* _Task to complete_: Look through the listing for the word "color". Copy each line that has it.

▬▬▬▬▬▬▬▬▬▬

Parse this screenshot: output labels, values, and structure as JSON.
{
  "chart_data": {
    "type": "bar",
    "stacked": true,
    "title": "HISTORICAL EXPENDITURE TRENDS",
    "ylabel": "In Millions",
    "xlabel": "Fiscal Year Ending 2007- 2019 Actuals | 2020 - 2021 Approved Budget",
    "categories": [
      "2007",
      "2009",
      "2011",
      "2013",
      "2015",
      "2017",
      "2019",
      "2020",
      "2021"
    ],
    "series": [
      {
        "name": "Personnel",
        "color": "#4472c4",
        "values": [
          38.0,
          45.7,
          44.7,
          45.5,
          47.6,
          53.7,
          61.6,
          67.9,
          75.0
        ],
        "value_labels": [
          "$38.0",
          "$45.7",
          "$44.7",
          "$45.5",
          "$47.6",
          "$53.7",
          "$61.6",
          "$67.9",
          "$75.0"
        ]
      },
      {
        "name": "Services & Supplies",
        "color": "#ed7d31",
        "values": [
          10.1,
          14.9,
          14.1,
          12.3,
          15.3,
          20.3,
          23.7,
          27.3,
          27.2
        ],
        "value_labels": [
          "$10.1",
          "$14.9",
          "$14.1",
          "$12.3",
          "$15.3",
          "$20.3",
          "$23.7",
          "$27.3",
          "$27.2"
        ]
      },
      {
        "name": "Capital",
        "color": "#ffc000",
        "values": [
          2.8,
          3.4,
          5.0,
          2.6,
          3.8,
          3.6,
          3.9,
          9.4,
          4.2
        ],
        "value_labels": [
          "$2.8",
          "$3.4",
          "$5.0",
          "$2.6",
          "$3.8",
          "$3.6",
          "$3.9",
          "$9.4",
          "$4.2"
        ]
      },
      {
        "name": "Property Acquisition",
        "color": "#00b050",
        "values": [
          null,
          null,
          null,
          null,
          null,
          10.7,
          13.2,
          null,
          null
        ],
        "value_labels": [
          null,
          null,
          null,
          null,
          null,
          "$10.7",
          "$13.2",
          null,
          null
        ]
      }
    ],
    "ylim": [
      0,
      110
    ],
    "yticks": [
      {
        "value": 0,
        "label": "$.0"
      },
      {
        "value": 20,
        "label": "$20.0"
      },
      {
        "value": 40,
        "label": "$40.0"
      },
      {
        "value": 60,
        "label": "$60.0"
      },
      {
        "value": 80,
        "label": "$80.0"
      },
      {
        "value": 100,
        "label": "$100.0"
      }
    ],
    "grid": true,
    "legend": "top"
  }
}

▬▬▬▬▬▬▬▬▬▬

* _Answer to the task_:
        "color": "#4472c4",
        "color": "#ed7d31",
        "color": "#ffc000",
        "color": "#00b050",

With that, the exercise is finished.